━━━━━ GIVEN DATA

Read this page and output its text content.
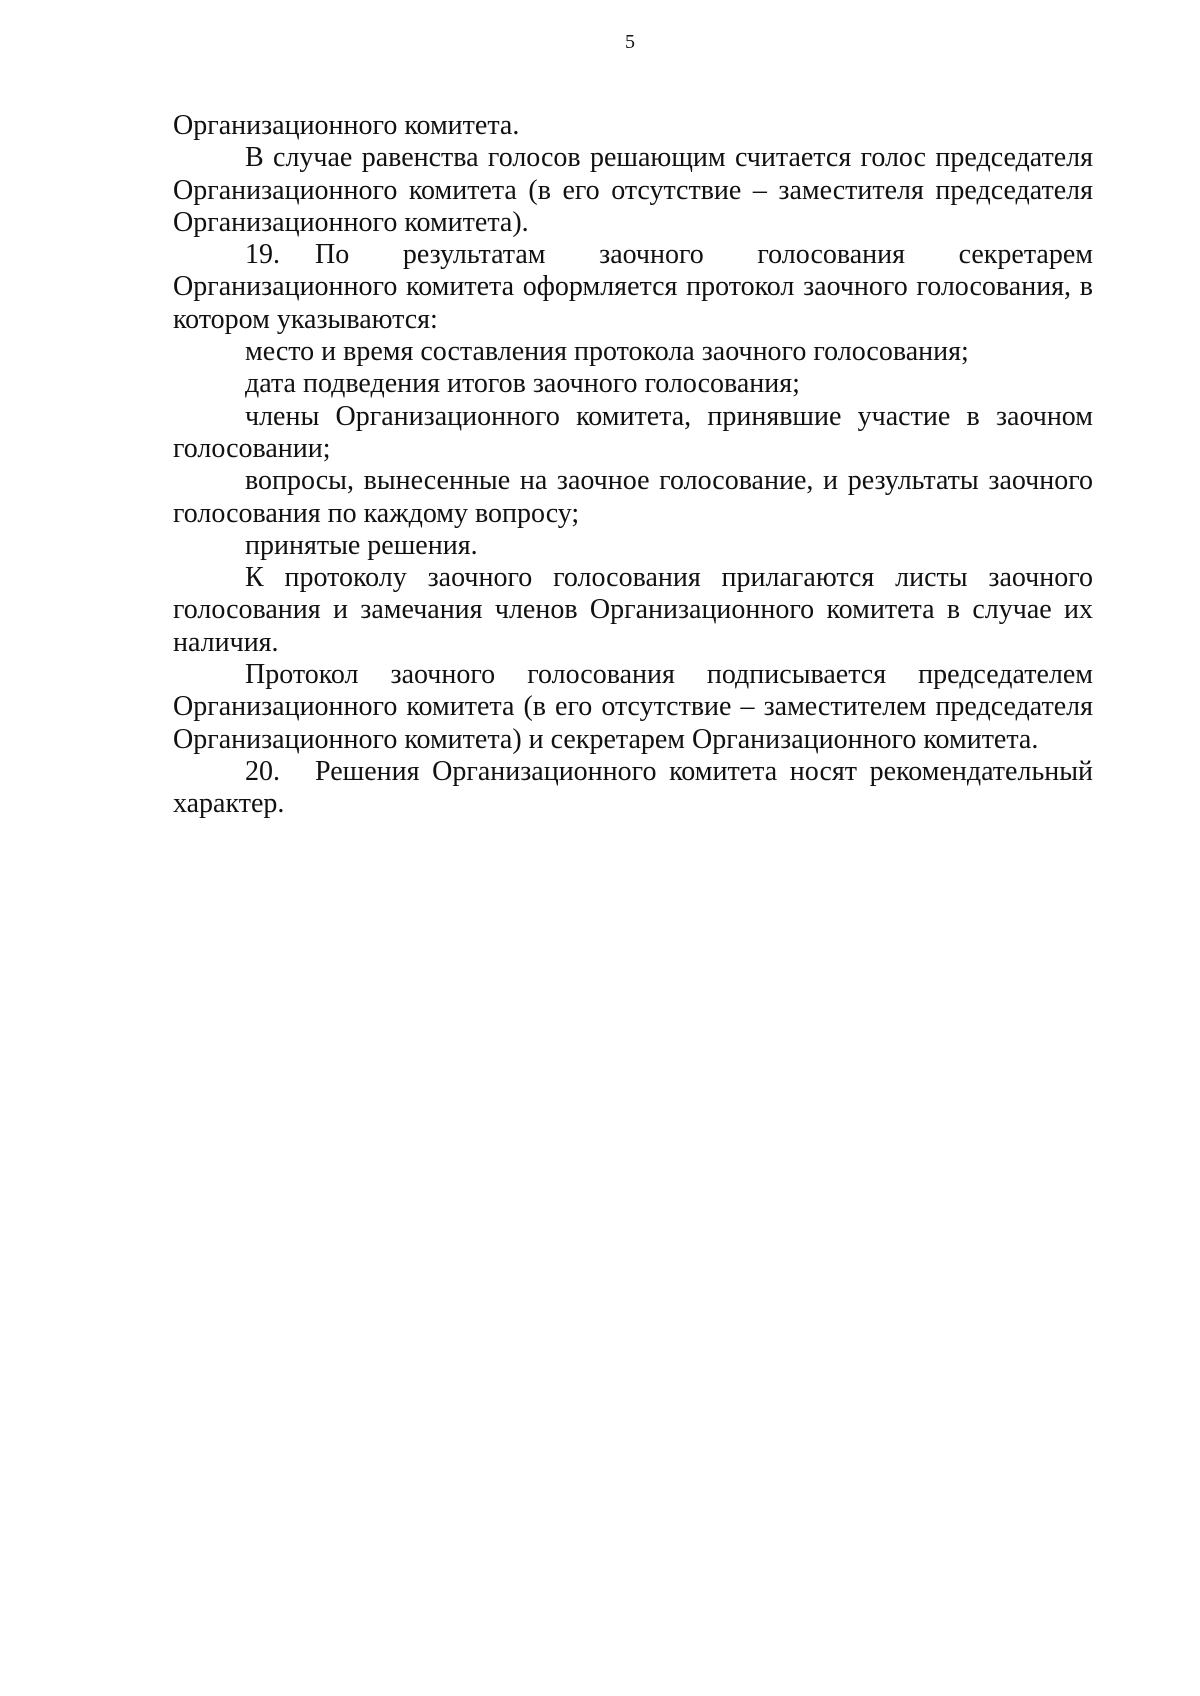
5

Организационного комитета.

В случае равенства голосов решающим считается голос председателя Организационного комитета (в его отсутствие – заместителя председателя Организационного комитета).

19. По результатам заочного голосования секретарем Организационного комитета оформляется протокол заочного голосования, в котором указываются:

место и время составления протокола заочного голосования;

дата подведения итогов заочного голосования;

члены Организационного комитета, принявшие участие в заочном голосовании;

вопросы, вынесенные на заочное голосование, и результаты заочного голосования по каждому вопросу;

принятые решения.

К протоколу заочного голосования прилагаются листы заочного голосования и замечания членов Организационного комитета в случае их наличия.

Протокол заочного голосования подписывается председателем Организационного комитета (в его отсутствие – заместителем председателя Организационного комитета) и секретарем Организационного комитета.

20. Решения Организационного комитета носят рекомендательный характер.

━━━━━━━━━━

**PROBLEM REQUIREMENTS**
Write the lines above out again exactly, without any of their pictures.

**ANSWER FOR THE TASK**
Read this page and output its text content.
5

Организационного комитета.

В случае равенства голосов решающим считается голос председателя Организационного комитета (в его отсутствие – заместителя председателя Организационного комитета).

19. По результатам заочного голосования секретарем Организационного комитета оформляется протокол заочного голосования, в котором указываются:

место и время составления протокола заочного голосования;

дата подведения итогов заочного голосования;

члены Организационного комитета, принявшие участие в заочном голосовании;

вопросы, вынесенные на заочное голосование, и результаты заочного голосования по каждому вопросу;

принятые решения.

К протоколу заочного голосования прилагаются листы заочного голосования и замечания членов Организационного комитета в случае их наличия.

Протокол заочного голосования подписывается председателем Организационного комитета (в его отсутствие – заместителем председателя Организационного комитета) и секретарем Организационного комитета.

20. Решения Организационного комитета носят рекомендательный характер.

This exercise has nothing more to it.